### WHAT TO WORK ON
Reproduce the listing below with every "radius-label" replaced by "radius-text", keeping all other text the same.

### EXCERPTED RECORDS
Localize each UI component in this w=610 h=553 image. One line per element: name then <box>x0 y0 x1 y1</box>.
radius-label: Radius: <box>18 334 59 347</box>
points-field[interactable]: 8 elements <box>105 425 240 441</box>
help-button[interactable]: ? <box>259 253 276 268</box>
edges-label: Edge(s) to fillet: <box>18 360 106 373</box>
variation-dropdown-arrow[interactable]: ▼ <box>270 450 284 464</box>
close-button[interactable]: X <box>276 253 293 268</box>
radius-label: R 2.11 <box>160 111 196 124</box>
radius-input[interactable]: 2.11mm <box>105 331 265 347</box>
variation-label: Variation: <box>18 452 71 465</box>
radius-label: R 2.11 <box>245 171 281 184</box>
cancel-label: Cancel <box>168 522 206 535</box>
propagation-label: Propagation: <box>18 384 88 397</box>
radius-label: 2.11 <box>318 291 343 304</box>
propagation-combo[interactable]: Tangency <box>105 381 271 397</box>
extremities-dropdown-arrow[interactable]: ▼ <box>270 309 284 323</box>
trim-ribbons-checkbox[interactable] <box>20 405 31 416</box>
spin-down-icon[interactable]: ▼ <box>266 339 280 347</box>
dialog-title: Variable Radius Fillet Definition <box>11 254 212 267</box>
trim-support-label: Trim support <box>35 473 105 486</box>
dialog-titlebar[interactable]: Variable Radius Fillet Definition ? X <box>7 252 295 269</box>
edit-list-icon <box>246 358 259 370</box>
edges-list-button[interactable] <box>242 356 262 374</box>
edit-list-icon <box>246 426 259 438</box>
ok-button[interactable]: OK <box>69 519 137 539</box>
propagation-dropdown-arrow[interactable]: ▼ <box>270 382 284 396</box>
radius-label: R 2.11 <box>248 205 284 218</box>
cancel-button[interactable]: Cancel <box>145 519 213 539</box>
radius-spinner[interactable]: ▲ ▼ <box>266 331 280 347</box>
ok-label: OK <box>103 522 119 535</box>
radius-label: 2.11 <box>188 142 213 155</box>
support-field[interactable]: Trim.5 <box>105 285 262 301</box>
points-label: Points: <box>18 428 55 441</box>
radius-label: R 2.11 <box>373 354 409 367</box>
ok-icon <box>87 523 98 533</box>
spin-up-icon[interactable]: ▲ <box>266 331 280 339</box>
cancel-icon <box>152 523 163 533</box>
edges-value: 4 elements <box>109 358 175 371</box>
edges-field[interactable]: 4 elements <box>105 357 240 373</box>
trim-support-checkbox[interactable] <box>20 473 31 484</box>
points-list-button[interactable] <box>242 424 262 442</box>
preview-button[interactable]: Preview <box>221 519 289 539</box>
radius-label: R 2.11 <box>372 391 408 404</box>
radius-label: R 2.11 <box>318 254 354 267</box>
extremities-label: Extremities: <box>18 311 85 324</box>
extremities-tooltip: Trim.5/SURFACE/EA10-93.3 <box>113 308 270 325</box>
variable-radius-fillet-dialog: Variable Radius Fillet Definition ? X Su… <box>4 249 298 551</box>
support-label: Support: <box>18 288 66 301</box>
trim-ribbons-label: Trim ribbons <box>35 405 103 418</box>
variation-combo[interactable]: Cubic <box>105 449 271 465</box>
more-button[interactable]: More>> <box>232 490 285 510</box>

### RESULT OF THIS TASK
Localize each UI component in this w=610 h=553 image. One line per element: name then <box>x0 y0 x1 y1</box>.
radius-text: Radius: <box>18 334 59 347</box>
points-field[interactable]: 8 elements <box>105 425 240 441</box>
help-button[interactable]: ? <box>259 253 276 268</box>
edges-label: Edge(s) to fillet: <box>18 360 106 373</box>
variation-dropdown-arrow[interactable]: ▼ <box>270 450 284 464</box>
close-button[interactable]: X <box>276 253 293 268</box>
radius-text: R 2.11 <box>160 111 196 124</box>
radius-input[interactable]: 2.11mm <box>105 331 265 347</box>
variation-label: Variation: <box>18 452 71 465</box>
radius-text: R 2.11 <box>245 171 281 184</box>
cancel-label: Cancel <box>168 522 206 535</box>
propagation-label: Propagation: <box>18 384 88 397</box>
radius-text: 2.11 <box>318 291 343 304</box>
propagation-combo[interactable]: Tangency <box>105 381 271 397</box>
extremities-dropdown-arrow[interactable]: ▼ <box>270 309 284 323</box>
trim-ribbons-checkbox[interactable] <box>20 405 31 416</box>
spin-down-icon[interactable]: ▼ <box>266 339 280 347</box>
dialog-title: Variable Radius Fillet Definition <box>11 254 212 267</box>
trim-support-label: Trim support <box>35 473 105 486</box>
dialog-titlebar[interactable]: Variable Radius Fillet Definition ? X <box>7 252 295 269</box>
edit-list-icon <box>246 358 259 370</box>
edges-list-button[interactable] <box>242 356 262 374</box>
edit-list-icon <box>246 426 259 438</box>
ok-button[interactable]: OK <box>69 519 137 539</box>
propagation-dropdown-arrow[interactable]: ▼ <box>270 382 284 396</box>
radius-text: R 2.11 <box>248 205 284 218</box>
cancel-button[interactable]: Cancel <box>145 519 213 539</box>
radius-spinner[interactable]: ▲ ▼ <box>266 331 280 347</box>
ok-label: OK <box>103 522 119 535</box>
radius-text: 2.11 <box>188 142 213 155</box>
support-field[interactable]: Trim.5 <box>105 285 262 301</box>
points-label: Points: <box>18 428 55 441</box>
radius-text: R 2.11 <box>373 354 409 367</box>
ok-icon <box>87 523 98 533</box>
spin-up-icon[interactable]: ▲ <box>266 331 280 339</box>
cancel-icon <box>152 523 163 533</box>
edges-value: 4 elements <box>109 358 175 371</box>
edges-field[interactable]: 4 elements <box>105 357 240 373</box>
trim-support-checkbox[interactable] <box>20 473 31 484</box>
points-list-button[interactable] <box>242 424 262 442</box>
preview-button[interactable]: Preview <box>221 519 289 539</box>
radius-text: R 2.11 <box>372 391 408 404</box>
radius-text: R 2.11 <box>318 254 354 267</box>
extremities-label: Extremities: <box>18 311 85 324</box>
extremities-tooltip: Trim.5/SURFACE/EA10-93.3 <box>113 308 270 325</box>
variable-radius-fillet-dialog: Variable Radius Fillet Definition ? X Su… <box>4 249 298 551</box>
support-label: Support: <box>18 288 66 301</box>
trim-ribbons-label: Trim ribbons <box>35 405 103 418</box>
variation-combo[interactable]: Cubic <box>105 449 271 465</box>
more-button[interactable]: More>> <box>232 490 285 510</box>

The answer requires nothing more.